## Problem to solve:
Report every line from the material that contains the word "Connections".
** BEGIN **
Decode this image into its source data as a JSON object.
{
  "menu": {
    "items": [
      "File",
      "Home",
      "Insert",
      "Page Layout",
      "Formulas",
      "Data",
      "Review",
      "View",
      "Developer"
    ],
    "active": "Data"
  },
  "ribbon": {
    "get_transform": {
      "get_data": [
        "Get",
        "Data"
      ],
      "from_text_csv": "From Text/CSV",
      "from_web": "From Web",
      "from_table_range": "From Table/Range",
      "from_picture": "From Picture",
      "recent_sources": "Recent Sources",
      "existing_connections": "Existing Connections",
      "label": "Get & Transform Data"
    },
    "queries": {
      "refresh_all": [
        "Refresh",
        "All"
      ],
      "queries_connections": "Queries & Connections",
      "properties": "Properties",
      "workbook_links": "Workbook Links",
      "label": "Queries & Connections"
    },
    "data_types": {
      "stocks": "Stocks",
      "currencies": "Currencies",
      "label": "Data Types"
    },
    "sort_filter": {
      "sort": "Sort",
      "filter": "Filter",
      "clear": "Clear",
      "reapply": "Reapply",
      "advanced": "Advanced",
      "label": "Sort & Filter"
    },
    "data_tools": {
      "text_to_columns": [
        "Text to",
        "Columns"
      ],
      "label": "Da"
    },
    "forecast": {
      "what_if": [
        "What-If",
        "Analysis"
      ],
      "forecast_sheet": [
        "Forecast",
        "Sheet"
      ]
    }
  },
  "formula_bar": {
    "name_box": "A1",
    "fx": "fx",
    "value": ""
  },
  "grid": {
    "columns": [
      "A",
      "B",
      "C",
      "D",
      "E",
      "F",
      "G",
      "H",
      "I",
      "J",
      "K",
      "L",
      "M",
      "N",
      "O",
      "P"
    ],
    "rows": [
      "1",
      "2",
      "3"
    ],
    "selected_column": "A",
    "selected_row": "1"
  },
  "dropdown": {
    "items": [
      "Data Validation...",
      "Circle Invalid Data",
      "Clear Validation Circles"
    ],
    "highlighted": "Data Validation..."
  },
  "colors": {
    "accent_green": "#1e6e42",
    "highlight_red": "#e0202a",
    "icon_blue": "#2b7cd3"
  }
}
** END **
** BEGIN **
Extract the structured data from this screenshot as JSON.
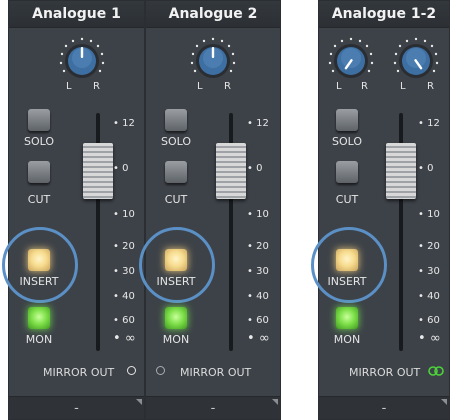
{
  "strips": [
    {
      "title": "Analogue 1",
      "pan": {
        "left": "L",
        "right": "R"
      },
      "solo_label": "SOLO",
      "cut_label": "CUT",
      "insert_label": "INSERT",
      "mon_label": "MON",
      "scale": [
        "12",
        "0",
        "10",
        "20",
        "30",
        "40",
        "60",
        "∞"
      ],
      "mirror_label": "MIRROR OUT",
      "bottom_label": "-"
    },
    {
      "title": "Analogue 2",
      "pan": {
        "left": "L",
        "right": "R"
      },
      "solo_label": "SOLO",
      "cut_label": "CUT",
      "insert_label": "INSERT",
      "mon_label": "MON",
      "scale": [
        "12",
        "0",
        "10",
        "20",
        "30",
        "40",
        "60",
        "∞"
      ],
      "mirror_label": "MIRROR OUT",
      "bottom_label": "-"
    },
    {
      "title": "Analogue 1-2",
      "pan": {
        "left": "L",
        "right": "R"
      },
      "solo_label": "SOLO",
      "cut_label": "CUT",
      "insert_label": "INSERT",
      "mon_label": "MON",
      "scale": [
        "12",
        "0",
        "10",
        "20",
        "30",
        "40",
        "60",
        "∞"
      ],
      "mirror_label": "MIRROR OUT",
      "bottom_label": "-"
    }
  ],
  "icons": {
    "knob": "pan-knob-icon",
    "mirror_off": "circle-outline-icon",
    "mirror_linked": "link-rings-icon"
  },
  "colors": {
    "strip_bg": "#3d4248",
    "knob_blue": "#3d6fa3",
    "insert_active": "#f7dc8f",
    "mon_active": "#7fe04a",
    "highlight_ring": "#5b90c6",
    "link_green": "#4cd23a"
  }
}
** END **
** BEGIN **
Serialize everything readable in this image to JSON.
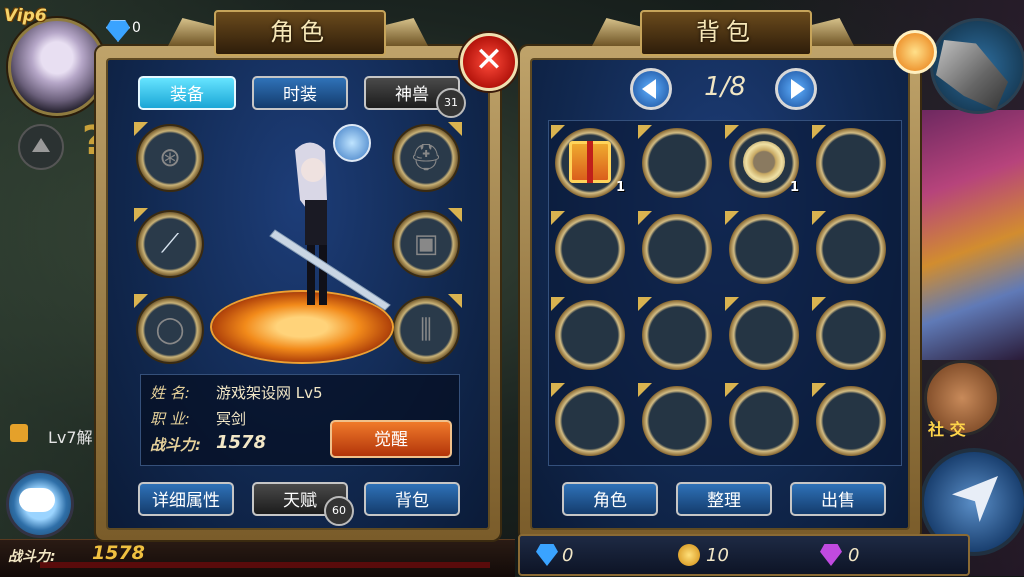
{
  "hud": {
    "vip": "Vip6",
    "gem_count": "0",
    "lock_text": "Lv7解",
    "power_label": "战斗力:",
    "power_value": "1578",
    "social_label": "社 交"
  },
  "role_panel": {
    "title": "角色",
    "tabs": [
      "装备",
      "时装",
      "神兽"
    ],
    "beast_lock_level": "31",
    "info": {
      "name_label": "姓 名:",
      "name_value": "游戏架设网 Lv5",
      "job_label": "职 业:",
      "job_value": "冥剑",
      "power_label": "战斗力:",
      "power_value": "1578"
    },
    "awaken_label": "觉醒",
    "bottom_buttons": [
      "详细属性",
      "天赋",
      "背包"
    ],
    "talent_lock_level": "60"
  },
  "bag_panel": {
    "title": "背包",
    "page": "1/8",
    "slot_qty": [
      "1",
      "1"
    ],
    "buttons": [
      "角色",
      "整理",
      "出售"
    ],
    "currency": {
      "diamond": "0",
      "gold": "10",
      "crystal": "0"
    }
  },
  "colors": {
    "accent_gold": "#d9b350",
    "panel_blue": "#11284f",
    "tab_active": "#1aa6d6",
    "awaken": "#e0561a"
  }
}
** END **
## Reply to the task:
      "existing_connections": "Existing Connections",
      "queries_connections": "Queries & Connections",
      "label": "Queries & Connections"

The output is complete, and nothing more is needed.